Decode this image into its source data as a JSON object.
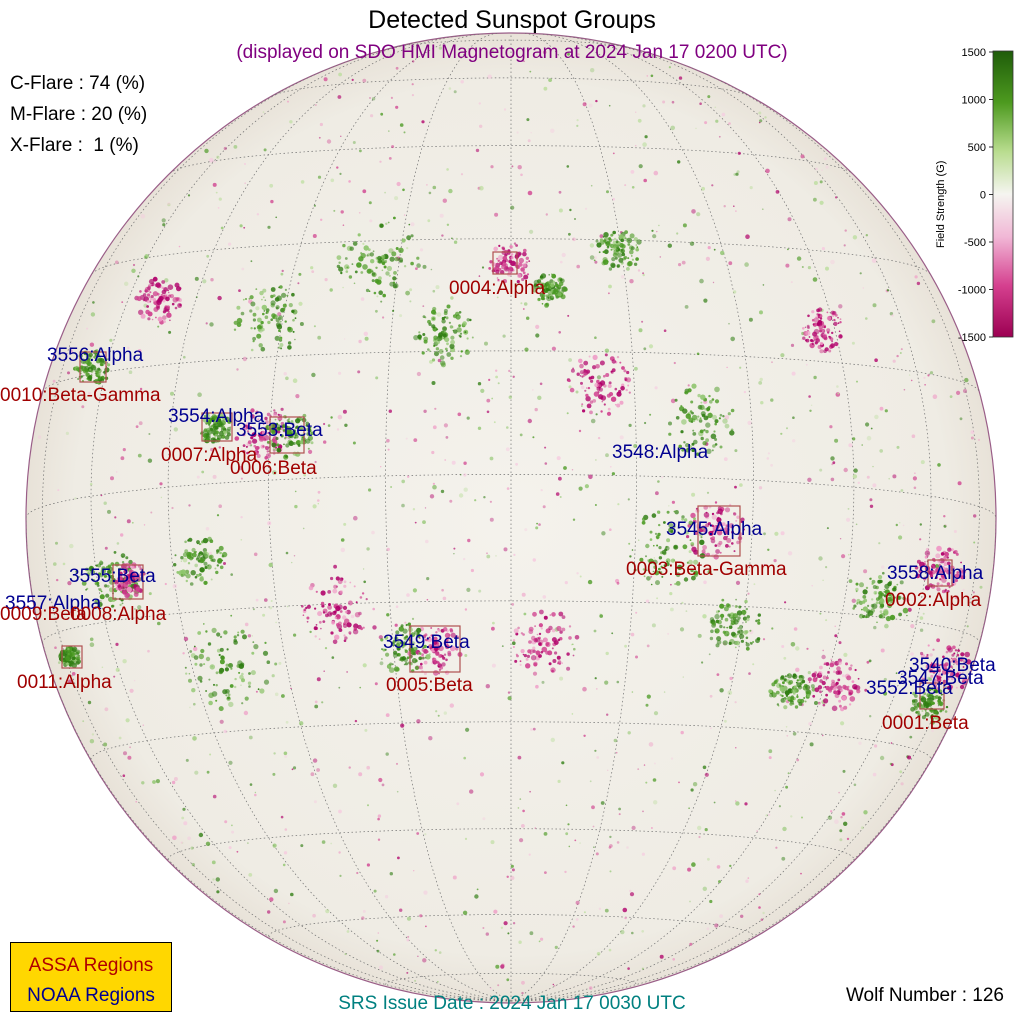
{
  "title": "Detected Sunspot Groups",
  "subtitle": "(displayed on SDO HMI Magnetogram at 2024 Jan 17 0200 UTC)",
  "flare_probabilities": [
    {
      "text": "C-Flare : 74 (%)"
    },
    {
      "text": "M-Flare : 20 (%)"
    },
    {
      "text": "X-Flare :  1 (%)"
    }
  ],
  "colorbar": {
    "title": "Field Strength (G)",
    "ticks": [
      "1500",
      "1000",
      "500",
      "0",
      "-500",
      "-1000",
      "-1500"
    ],
    "color_positive": "#2e7d0f",
    "color_negative": "#c0006a"
  },
  "colors": {
    "assa": "#a00000",
    "noaa": "#000090",
    "disk_background": "#f2f0ea",
    "legend_background": "#ffd700"
  },
  "noaa_regions": [
    {
      "label": "3556:Alpha"
    },
    {
      "label": "3554:Alpha"
    },
    {
      "label": "3553:Beta"
    },
    {
      "label": "3548:Alpha"
    },
    {
      "label": "3545:Alpha"
    },
    {
      "label": "3555:Beta"
    },
    {
      "label": "3557:Alpha"
    },
    {
      "label": "3549:Beta"
    },
    {
      "label": "3558:Alpha"
    },
    {
      "label": "3540:Beta"
    },
    {
      "label": "3547:Beta"
    },
    {
      "label": "3552:Beta"
    }
  ],
  "assa_regions": [
    {
      "label": "0004:Alpha"
    },
    {
      "label": "0010:Beta-Gamma"
    },
    {
      "label": "0007:Alpha"
    },
    {
      "label": "0006:Beta"
    },
    {
      "label": "0003:Beta-Gamma"
    },
    {
      "label": "0009:Beta"
    },
    {
      "label": "0008:Alpha"
    },
    {
      "label": "0011:Alpha"
    },
    {
      "label": "0005:Beta"
    },
    {
      "label": "0002:Alpha"
    },
    {
      "label": "0001:Beta"
    }
  ],
  "legend": {
    "assa": "ASSA Regions",
    "noaa": "NOAA Regions"
  },
  "srs_issue": "SRS Issue Date : 2024 Jan 17 0030 UTC",
  "wolf_number": "Wolf Number : 126"
}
※
◆ Exercise requirements
Excluding the pictures, reproduce every entry exactly as given.

◆ Answer to the problem
Decode this image into its source data as a JSON object.
{
  "title": "Detected Sunspot Groups",
  "subtitle": "(displayed on SDO HMI Magnetogram at 2024 Jan 17 0200 UTC)",
  "flare_probabilities": [
    {
      "text": "C-Flare : 74 (%)"
    },
    {
      "text": "M-Flare : 20 (%)"
    },
    {
      "text": "X-Flare :  1 (%)"
    }
  ],
  "colorbar": {
    "title": "Field Strength (G)",
    "ticks": [
      "1500",
      "1000",
      "500",
      "0",
      "-500",
      "-1000",
      "-1500"
    ],
    "color_positive": "#2e7d0f",
    "color_negative": "#c0006a"
  },
  "colors": {
    "assa": "#a00000",
    "noaa": "#000090",
    "disk_background": "#f2f0ea",
    "legend_background": "#ffd700"
  },
  "noaa_regions": [
    {
      "label": "3556:Alpha"
    },
    {
      "label": "3554:Alpha"
    },
    {
      "label": "3553:Beta"
    },
    {
      "label": "3548:Alpha"
    },
    {
      "label": "3545:Alpha"
    },
    {
      "label": "3555:Beta"
    },
    {
      "label": "3557:Alpha"
    },
    {
      "label": "3549:Beta"
    },
    {
      "label": "3558:Alpha"
    },
    {
      "label": "3540:Beta"
    },
    {
      "label": "3547:Beta"
    },
    {
      "label": "3552:Beta"
    }
  ],
  "assa_regions": [
    {
      "label": "0004:Alpha"
    },
    {
      "label": "0010:Beta-Gamma"
    },
    {
      "label": "0007:Alpha"
    },
    {
      "label": "0006:Beta"
    },
    {
      "label": "0003:Beta-Gamma"
    },
    {
      "label": "0009:Beta"
    },
    {
      "label": "0008:Alpha"
    },
    {
      "label": "0011:Alpha"
    },
    {
      "label": "0005:Beta"
    },
    {
      "label": "0002:Alpha"
    },
    {
      "label": "0001:Beta"
    }
  ],
  "legend": {
    "assa": "ASSA Regions",
    "noaa": "NOAA Regions"
  },
  "srs_issue": "SRS Issue Date : 2024 Jan 17 0030 UTC",
  "wolf_number": "Wolf Number : 126"
}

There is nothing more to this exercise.